» CHALLENGES
(1) In the blog post on threads below, rewrite the paragraph that begins "I think this simple definition" in fewer words, keeping its main points.
(2) Translate this sentence from the blog post on threads into Spanish: "Due to the step by step nature the process time will be the time it takes to take those steps."

» PASSAGE GIVEN
‘Stupid’ Question 23: What is a thread? And what is multithreading?
[To celebrate my first year of programming I will ask a ‘stupid’ questions daily on my blog for a year, to make sure I learn at least 365 new things during my second year as a developer]
What is a thread? And what is multithreading?
A simple question today, to make up for the heavier one yesterday :)
What is a thread?
A lightweight process that performs a sequence of steps (each step executes a line of code). Due to the step by step nature the process time will be the time it takes to take those steps.
What is multithreading?
When you execute multiple threads at the same time
Leave a comment (via email)
I think this simple definition belies the massive complexity multithreading and asynchrony can add to almost any programming solution beyond the obvious basics. E.g.: "Love is a feeling of emotional attraction between two humans" - seems simple enough, right? The problem comes when trying to implement multithreading (and love!) in real scenarios, and I think that warrants it's own discussion... or maybe it's own question? I'd love to see an extended discussion on this.

» ENTRIES PROVIDED

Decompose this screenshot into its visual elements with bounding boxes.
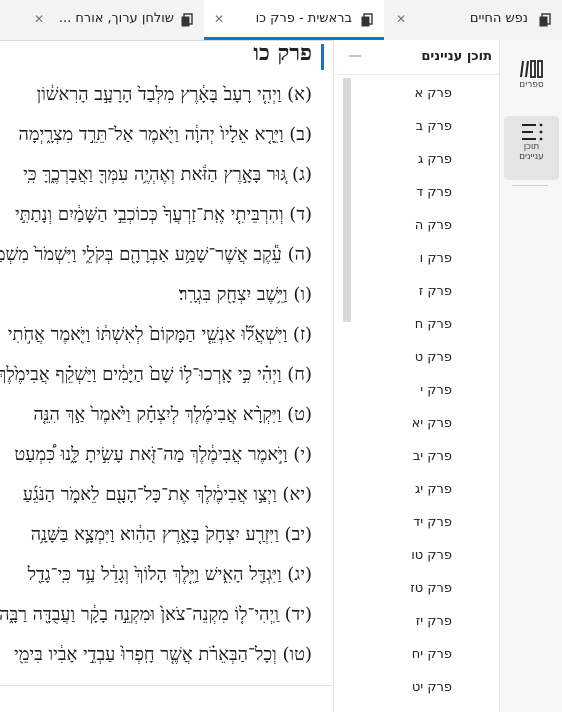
verse[interactable]: (יב) וַיִּזְרַ֤ע יִצְחָק֙ בָּאָ֣רֶץ הַהִ… [31,524,312,545]
close-icon[interactable]: ✕ [214,12,224,26]
toc-item[interactable]: פרק יד [413,515,452,530]
toc-item[interactable]: פרק יח [412,647,452,662]
toc-item[interactable]: פרק טז [410,581,452,596]
verse[interactable]: (יא) וַיְצַ֣ו אֲבִימֶ֔לֶךְ אֶת־כָּל־הָעָ… [23,484,312,505]
library-label: ספרים [519,80,544,90]
toc-item[interactable]: פרק ב [416,119,452,134]
toc-item[interactable]: פרק יט [412,680,452,695]
verse[interactable]: (טו) וְכָל־הַבְּאֵרֹ֗ת אֲשֶׁ֤ר חָֽפְרוּ֙… [14,644,312,665]
verse[interactable]: (ז) וַיִּשְׁאֲל֞וּ אַנְשֵׁ֤י הַמָּקוֹם֙ … [8,324,312,345]
verse[interactable]: (ג) גּ֚וּר בָּאָ֣רֶץ הַזֹּ֔את וְאֶהְיֶ֥ה… [23,164,312,185]
chapter-title: פרק כו [253,40,312,66]
verse[interactable]: (ט) וַיִּקְרָ֨א אֲבִימֶ֜לֶךְ לְיִצְחָ֗ק … [33,404,312,425]
text-panel: פרק כו (א) וַיְהִ֤י רָעָב֙ בָּאָ֔רֶץ מִל… [0,40,332,712]
toc-label: תוכן עניינים [519,142,544,162]
toc-panel: — תוכן עניינים פרק א פרק ב פרק ג פרק ד פ… [333,40,500,712]
toc-item[interactable]: פרק יז [416,614,452,629]
tab-label: שולחן ערוך, אורח ... [58,11,174,26]
tab-shulchan-aruch[interactable]: ✕ שולחן ערוך, אורח ... [0,0,204,40]
toc-item[interactable]: פרק יב [413,449,452,464]
toc-item[interactable]: פרק יא [412,416,452,431]
toc-item[interactable]: פרק ו [420,251,452,266]
tab-label: נפש החיים [469,11,528,26]
toc-item[interactable]: פרק י [420,383,452,398]
verse[interactable]: (א) וַיְהִ֤י רָעָב֙ בָּאָ֔רֶץ מִלְּבַד֙ … [37,84,312,105]
toc-item[interactable]: פרק טו [411,548,452,563]
toc-item[interactable]: פרק יג [415,482,452,497]
tab-bereishit-perek-kaf-vav[interactable]: ✕ בראשית - פרק כו [204,0,384,40]
verse[interactable]: (ו) וַיֵּ֥שֶׁב יִצְחָ֖ק בִּגְרָֽר׃ [179,284,312,305]
copy-document-icon [539,13,551,27]
close-icon[interactable]: ✕ [34,12,44,26]
close-icon[interactable]: ✕ [396,12,406,26]
toc-item[interactable]: פרק ח [415,317,452,332]
copy-document-icon [361,13,373,27]
rail-divider [512,185,548,186]
verse[interactable]: (ה) עֵ֕קֶב אֲשֶׁר־שָׁמַ֥ע אַבְרָהָ֖ם בְּ… [0,244,312,265]
toc-item[interactable]: פרק ט [415,350,452,365]
verse[interactable]: (ד) וְהִרְבֵּיתִ֤י אֶֽת־זַרְעֲךָ֙ כְּכוֹ… [15,204,312,225]
toc-title: תוכן עניינים [421,49,492,64]
copy-document-icon [181,13,193,27]
toc-scrollbar[interactable] [343,78,351,322]
verse[interactable]: (י) וַיֹּ֣אמֶר אֲבִימֶ֔לֶךְ מַה־זֹּ֖את ע… [14,444,312,465]
verse[interactable]: (ח) וַיְהִ֗י כִּ֣י אָֽרְכוּ־ל֥וֹ שָׁם֙ ה… [0,364,312,385]
tab-bar: ✕ נפש החיים ✕ בראשית - פרק כו ✕ שולחן ער… [0,0,562,41]
verse[interactable]: (יג) וַיִּגְדַּ֖ל הָאִ֑ישׁ וַיֵּ֤לֶךְ הָ… [28,564,312,585]
toc-item[interactable]: פרק ה [415,218,452,233]
tab-nefesh-hachaim[interactable]: ✕ נפש החיים [384,0,562,40]
toc-item[interactable]: פרק ג [418,152,452,167]
toc-item[interactable]: פרק ז [419,284,452,299]
toc-button[interactable]: תוכן עניינים [504,116,559,180]
tab-label: בראשית - פרק כו [255,11,352,26]
library-button[interactable]: ספרים [504,58,559,102]
toc-header: — תוכן עניינים [334,40,500,75]
toc-icon [521,123,542,141]
title-accent-bar [321,44,324,70]
library-icon [519,60,543,78]
collapse-icon[interactable]: — [348,48,362,64]
divider [0,685,332,686]
toc-item[interactable]: פרק א [414,86,452,101]
side-rail: ספרים תוכן עניינים [499,40,562,712]
verse[interactable]: (יד) וַֽיְהִי־ל֤וֹ מִקְנֵה־צֹאן֙ וּמִקְנ… [0,604,312,625]
verse[interactable]: (ב) וַיֵּרָ֤א אֵלָיו֙ יְהוָ֔ה וַיֹּ֖אמֶר… [18,124,312,145]
toc-item[interactable]: פרק ד [416,185,452,200]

» EXERCISE ANSWERS
(1) This simple definition hides how much complexity multithreading and asynchrony can add to almost any programming solution beyond the basics. Defining love as "a feeling of emotional attraction between two humans" also sounds simple, but the trouble starts when you try to put multithreading (or love) into practice in real scenarios. That deserves its own discussion, or maybe its own question, and I'd love to see an extended one.

(2) Debido a su naturaleza paso a paso, el tiempo del proceso será el tiempo que se tarda en dar esos pasos.